--- start Given information ---
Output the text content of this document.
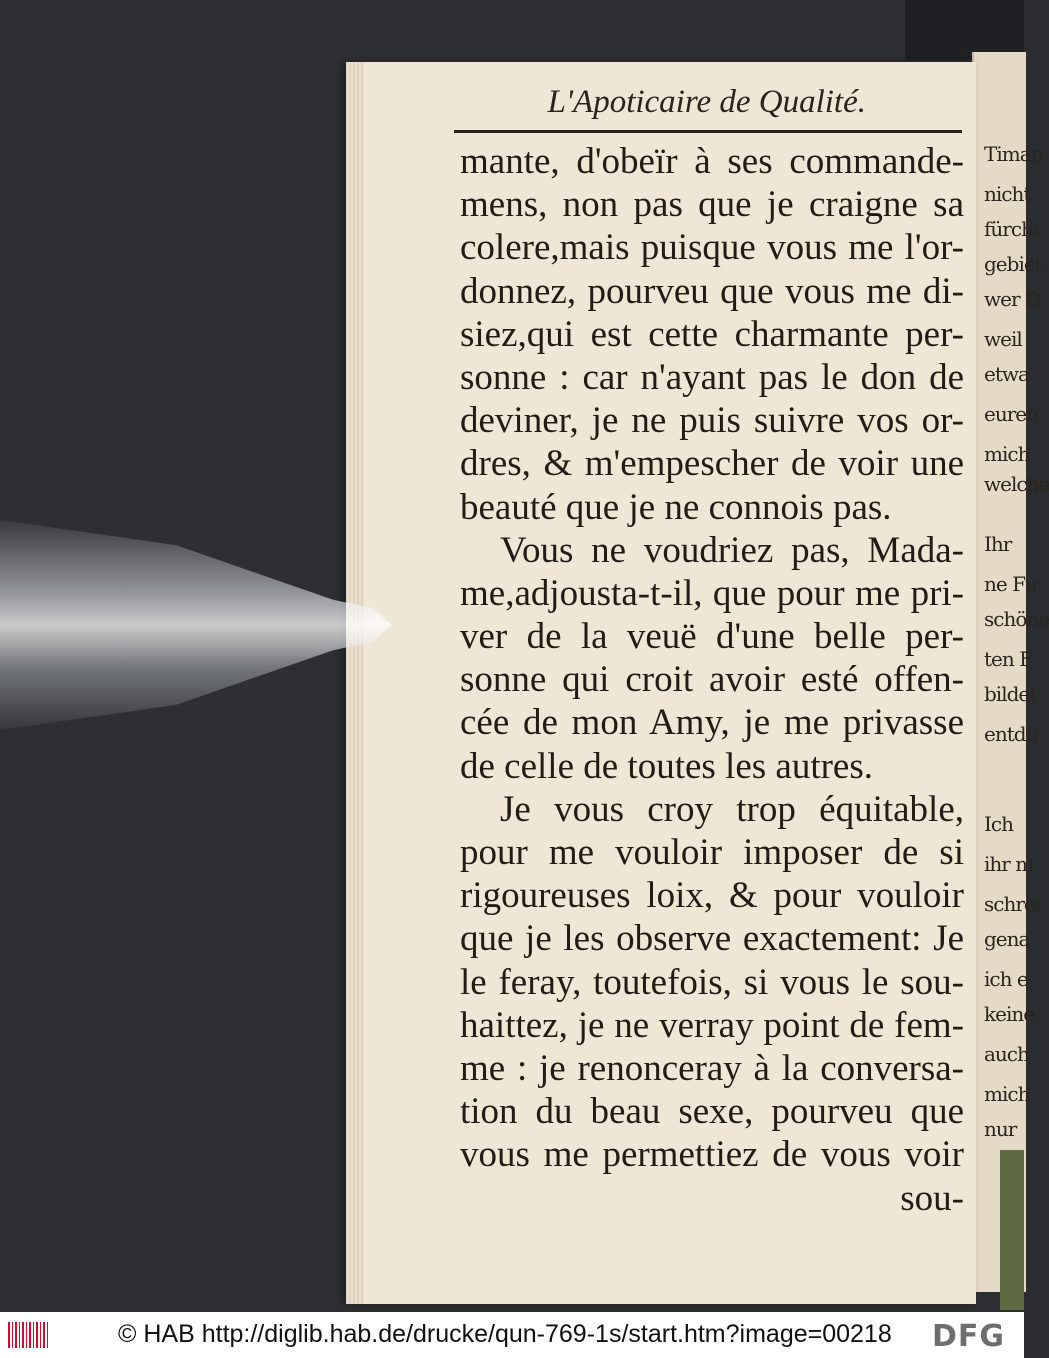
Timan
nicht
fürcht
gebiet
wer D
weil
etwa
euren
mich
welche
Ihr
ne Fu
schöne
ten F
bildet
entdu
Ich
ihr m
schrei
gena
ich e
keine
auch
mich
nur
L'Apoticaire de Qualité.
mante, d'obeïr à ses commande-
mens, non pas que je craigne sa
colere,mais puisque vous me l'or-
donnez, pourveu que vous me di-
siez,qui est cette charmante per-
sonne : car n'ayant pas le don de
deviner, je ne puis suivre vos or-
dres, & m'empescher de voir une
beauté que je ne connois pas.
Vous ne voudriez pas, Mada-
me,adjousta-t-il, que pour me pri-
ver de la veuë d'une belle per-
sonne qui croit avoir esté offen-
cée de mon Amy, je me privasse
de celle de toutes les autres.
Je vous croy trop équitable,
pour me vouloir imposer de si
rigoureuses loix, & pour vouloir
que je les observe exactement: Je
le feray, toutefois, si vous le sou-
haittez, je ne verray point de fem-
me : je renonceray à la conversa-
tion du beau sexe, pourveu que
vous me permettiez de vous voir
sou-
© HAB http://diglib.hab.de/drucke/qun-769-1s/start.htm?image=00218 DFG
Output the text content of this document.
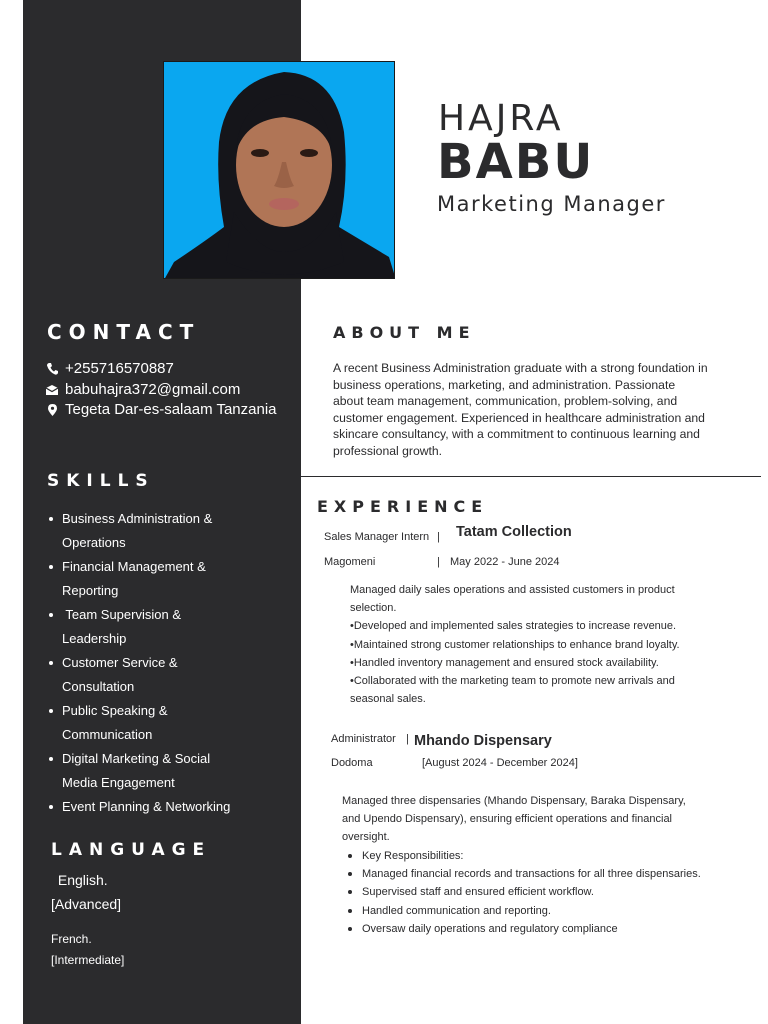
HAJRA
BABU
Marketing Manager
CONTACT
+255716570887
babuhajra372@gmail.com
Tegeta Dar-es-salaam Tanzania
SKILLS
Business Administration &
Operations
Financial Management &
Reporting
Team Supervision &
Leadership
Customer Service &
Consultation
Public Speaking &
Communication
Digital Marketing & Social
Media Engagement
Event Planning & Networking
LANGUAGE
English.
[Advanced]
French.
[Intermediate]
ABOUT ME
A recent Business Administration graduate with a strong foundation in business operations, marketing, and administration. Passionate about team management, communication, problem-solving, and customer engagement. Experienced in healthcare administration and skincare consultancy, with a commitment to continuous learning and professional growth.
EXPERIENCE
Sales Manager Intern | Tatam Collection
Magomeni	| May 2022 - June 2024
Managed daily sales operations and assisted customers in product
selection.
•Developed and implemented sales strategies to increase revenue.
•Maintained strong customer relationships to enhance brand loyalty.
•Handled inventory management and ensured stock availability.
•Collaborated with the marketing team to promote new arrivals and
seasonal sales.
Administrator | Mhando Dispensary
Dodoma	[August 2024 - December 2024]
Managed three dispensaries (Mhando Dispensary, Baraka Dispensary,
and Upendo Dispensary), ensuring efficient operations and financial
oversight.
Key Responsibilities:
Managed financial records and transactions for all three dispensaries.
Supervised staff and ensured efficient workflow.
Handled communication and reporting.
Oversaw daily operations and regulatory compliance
--- end Given information ---
[Work instructions]:
Print the records word for word and exclude any picture they hold.

[Answer in full]:
Output the text content of this document.
Timan
nicht
fürcht
gebiet
wer D
weil
etwa
euren
mich
welche
Ihr
ne Fu
schöne
ten F
bildet
entdu
Ich
ihr m
schrei
gena
ich e
keine
auch
mich
nur
L'Apoticaire de Qualité.
mante, d'obeïr à ses commande-
mens, non pas que je craigne sa
colere,mais puisque vous me l'or-
donnez, pourveu que vous me di-
siez,qui est cette charmante per-
sonne : car n'ayant pas le don de
deviner, je ne puis suivre vos or-
dres, & m'empescher de voir une
beauté que je ne connois pas.
Vous ne voudriez pas, Mada-
me,adjousta-t-il, que pour me pri-
ver de la veuë d'une belle per-
sonne qui croit avoir esté offen-
cée de mon Amy, je me privasse
de celle de toutes les autres.
Je vous croy trop équitable,
pour me vouloir imposer de si
rigoureuses loix, & pour vouloir
que je les observe exactement: Je
le feray, toutefois, si vous le sou-
haittez, je ne verray point de fem-
me : je renonceray à la conversa-
tion du beau sexe, pourveu que
vous me permettiez de vous voir
sou-
© HAB http://diglib.hab.de/drucke/qun-769-1s/start.htm?image=00218 DFG
Output the text content of this document.
HAJRA
BABU
Marketing Manager
CONTACT
+255716570887
babuhajra372@gmail.com
Tegeta Dar-es-salaam Tanzania
SKILLS
Business Administration &
Operations
Financial Management &
Reporting
Team Supervision &
Leadership
Customer Service &
Consultation
Public Speaking &
Communication
Digital Marketing & Social
Media Engagement
Event Planning & Networking
LANGUAGE
English.
[Advanced]
French.
[Intermediate]
ABOUT ME
A recent Business Administration graduate with a strong foundation in business operations, marketing, and administration. Passionate about team management, communication, problem-solving, and customer engagement. Experienced in healthcare administration and skincare consultancy, with a commitment to continuous learning and professional growth.
EXPERIENCE
Sales Manager Intern | Tatam Collection
Magomeni	| May 2022 - June 2024
Managed daily sales operations and assisted customers in product
selection.
•Developed and implemented sales strategies to increase revenue.
•Maintained strong customer relationships to enhance brand loyalty.
•Handled inventory management and ensured stock availability.
•Collaborated with the marketing team to promote new arrivals and
seasonal sales.
Administrator | Mhando Dispensary
Dodoma	[August 2024 - December 2024]
Managed three dispensaries (Mhando Dispensary, Baraka Dispensary,
and Upendo Dispensary), ensuring efficient operations and financial
oversight.
Key Responsibilities:
Managed financial records and transactions for all three dispensaries.
Supervised staff and ensured efficient workflow.
Handled communication and reporting.
Oversaw daily operations and regulatory compliance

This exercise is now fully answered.